» TEXT PROVIDED:
•••
Certainly Luke’s gospel does say that God gives preferential treatment to the poor, but the parable does give some wiggle room for those of us who hope for something other than a blanket indictment of the rich. The story tells us that Lazarus was in plain sight of this rich man, and there, I think, lies the key to understanding this parable.
Being poor is a sure-fire way to become invisible and anonymous. We see lots of news coverage of rising crime, but rarely do we hear about crime against homeless persons. When I’m at a traffic light and there’s someone with a sign asking for money, often I avoid making eye contact with the person, in a sense, trying not to see them. And by many measures, the better off people become, the more invisible those at the bottom become.
Jesus’ parable cast terrible judgment on such blindness. Jesus insists that our world is at odds with the ways of God. In the Kingdom of God, the poor and the outcast and the oppressed are loved and known by name, while those who lived the good life, who lived the American consumerist dream, find themselves anonymous and condemned for turning a blind eye to the poverty and hardship and suffering all around them.
Jesus’ parable sounds rather pessimistic about all this. The rich man asks to warn his brothers, but Jesus says they should already know, that if they won’t “listen to Moses and the prophets, neither will they be convinced even if someone rises from the dead."
We have Moses and the prophets, and we have Jesus who rose from the dead. Yet we have constructed a world that looks quite a bit like the one in Jesus’ parable, a world where the rich feast sumptuously and the poor and homeless suffer in invisible anonymity.
But we who are in Christ are called to bear witness to a different possibility. In the constitution of the Presbyterian Church (USA), two of the six central purposes of the church are “the promotion of social righteousness,” along with “the exhibition of the Kingdom of Heaven to the world.”[1] We are to point to, model, and work for a world that looks like the new day, the new beloved community that Jesus proclaimed.
•••
» INFORMATION:

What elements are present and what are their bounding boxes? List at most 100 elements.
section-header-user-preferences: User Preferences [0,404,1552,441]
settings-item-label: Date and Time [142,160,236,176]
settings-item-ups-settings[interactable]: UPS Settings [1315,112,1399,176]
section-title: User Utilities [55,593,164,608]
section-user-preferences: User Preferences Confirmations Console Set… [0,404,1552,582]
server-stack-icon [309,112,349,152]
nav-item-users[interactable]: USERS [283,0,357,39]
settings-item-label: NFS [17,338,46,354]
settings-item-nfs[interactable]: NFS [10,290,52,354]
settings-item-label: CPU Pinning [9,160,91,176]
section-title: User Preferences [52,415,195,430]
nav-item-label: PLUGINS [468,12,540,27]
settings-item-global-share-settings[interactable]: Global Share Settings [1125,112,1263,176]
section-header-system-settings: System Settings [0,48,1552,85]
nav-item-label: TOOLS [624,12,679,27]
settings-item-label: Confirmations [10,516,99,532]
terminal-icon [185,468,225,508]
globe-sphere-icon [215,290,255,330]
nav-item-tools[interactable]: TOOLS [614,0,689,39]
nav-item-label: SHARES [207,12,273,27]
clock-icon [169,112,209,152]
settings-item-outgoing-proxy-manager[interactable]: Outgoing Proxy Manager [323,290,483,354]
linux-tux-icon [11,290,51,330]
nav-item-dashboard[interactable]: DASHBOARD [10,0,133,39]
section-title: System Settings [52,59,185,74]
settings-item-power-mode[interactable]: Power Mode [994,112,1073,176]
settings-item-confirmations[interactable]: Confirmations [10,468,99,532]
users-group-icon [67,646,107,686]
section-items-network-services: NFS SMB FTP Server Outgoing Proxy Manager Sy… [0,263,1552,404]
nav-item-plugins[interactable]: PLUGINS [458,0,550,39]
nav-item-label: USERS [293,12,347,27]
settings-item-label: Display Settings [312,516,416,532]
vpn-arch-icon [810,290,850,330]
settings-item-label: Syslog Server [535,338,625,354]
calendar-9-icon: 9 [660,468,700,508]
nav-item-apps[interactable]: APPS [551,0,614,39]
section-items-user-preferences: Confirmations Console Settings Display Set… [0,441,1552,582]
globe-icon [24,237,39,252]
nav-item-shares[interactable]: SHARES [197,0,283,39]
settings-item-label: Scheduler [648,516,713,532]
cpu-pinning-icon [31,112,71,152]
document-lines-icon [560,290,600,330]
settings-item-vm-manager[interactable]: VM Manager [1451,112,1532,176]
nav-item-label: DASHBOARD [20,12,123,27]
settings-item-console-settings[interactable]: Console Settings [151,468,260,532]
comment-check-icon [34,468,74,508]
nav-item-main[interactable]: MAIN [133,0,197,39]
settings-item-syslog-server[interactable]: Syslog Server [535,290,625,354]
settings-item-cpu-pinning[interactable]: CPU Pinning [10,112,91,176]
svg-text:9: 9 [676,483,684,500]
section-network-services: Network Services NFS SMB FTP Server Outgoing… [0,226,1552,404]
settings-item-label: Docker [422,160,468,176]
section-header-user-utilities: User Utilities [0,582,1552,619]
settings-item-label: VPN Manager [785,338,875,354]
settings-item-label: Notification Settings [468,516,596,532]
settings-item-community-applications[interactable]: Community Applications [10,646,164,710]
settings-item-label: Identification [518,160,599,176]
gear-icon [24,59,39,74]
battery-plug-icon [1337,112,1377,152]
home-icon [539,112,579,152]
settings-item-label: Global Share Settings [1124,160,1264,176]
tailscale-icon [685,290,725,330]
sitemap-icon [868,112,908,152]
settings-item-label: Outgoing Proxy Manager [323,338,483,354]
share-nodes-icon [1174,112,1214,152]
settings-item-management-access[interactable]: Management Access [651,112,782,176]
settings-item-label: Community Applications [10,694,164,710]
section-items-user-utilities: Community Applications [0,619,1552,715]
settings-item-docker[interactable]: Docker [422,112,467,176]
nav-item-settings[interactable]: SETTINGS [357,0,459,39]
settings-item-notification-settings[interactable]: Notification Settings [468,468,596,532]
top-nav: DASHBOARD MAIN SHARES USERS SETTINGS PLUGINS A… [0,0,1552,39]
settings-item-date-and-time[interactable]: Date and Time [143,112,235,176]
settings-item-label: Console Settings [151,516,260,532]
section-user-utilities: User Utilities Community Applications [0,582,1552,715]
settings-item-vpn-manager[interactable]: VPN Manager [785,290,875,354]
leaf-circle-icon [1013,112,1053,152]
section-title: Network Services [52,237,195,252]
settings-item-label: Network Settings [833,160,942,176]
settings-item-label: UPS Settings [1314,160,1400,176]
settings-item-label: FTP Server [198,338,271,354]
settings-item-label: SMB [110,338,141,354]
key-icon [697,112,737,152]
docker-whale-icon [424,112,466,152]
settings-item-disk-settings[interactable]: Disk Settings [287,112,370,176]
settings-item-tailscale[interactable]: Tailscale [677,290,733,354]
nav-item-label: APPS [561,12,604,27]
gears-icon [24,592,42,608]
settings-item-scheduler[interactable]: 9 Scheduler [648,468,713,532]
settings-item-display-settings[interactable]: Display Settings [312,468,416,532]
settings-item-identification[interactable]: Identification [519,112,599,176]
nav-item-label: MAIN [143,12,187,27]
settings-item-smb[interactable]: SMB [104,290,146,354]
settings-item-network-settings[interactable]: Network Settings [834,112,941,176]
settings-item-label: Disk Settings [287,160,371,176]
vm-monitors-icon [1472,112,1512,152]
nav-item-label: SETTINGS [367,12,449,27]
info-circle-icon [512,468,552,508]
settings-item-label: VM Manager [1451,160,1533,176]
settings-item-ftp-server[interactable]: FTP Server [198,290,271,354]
•••
» TASKS TO PERFORM:
(a) State whether each statement agrees with the text on the parable of the rich man and Lazarus, answering yes or no and quoting the text's deciding words. (i) The constitution of the Presbyterian Church (USA) names six central purposes of the church. (ii) News coverage often reports crime against homeless persons. (iii) The rich man asks to warn his brothers.
(b) Extend the text on the parable of the rich man and Lazarus, picking up after its last sentence.
The lines have nothing to do with the text on the parable of the rich man and Lazarus.

» OUTPUTS FOR THE TASKS:
(a)
(i) Yes: "two of the six central purposes of the church"
(ii) No: "rarely do we hear about crime against homeless persons"
(iii) Yes: "The rich man asks to warn his brothers"

(b)
In the book of Acts, it tells how the first Christian converts formed a remarkable community where people shared their resources and there was no one in need. Those first Christians are part of the cloud of witnesses who went before us, the cloud of witnesses that we are connected to by the Spirit when we seek to live out our faith in the world, when we point to, model, and work for God’s new day, God’s new beloved community.
Joining the cloud of witnesses invites us to shift our priorities away from those of the world to those of Jesus and the new day he proclaims. And we show our priorities by how we spend our time, by how we put our talents to use, and by how we use our money. In fact, there may be no clearer window into the shape of our faith than how we use what we have.
But I want to make sure you don’t hear me saying that you must change your priorities, you must use your gifts in the correct way in order to get on God’s good side because that’s simply not true. You are already on God’s good side simply because that’s who God is, a God of unconditional love and grace.
Shifting our priorities, using our time and talent and money to point to, model, and work for God’s new day are about learning to live as God’s children. They’re about becoming more like our sibling Jesus, about learning to reflect the image of God in our lives. They are about discovering that our fullest and deepest experience of being human comes not through the ways of the world, but through the strange and peculiar ways of Jesus.
The world desperately needs more people whose lives allow Christ to show through, who live by the crazy, upside-down ways of God’s new day. So let us join that great cloud of witnesses. Let us take our place alongside the beloved children of God.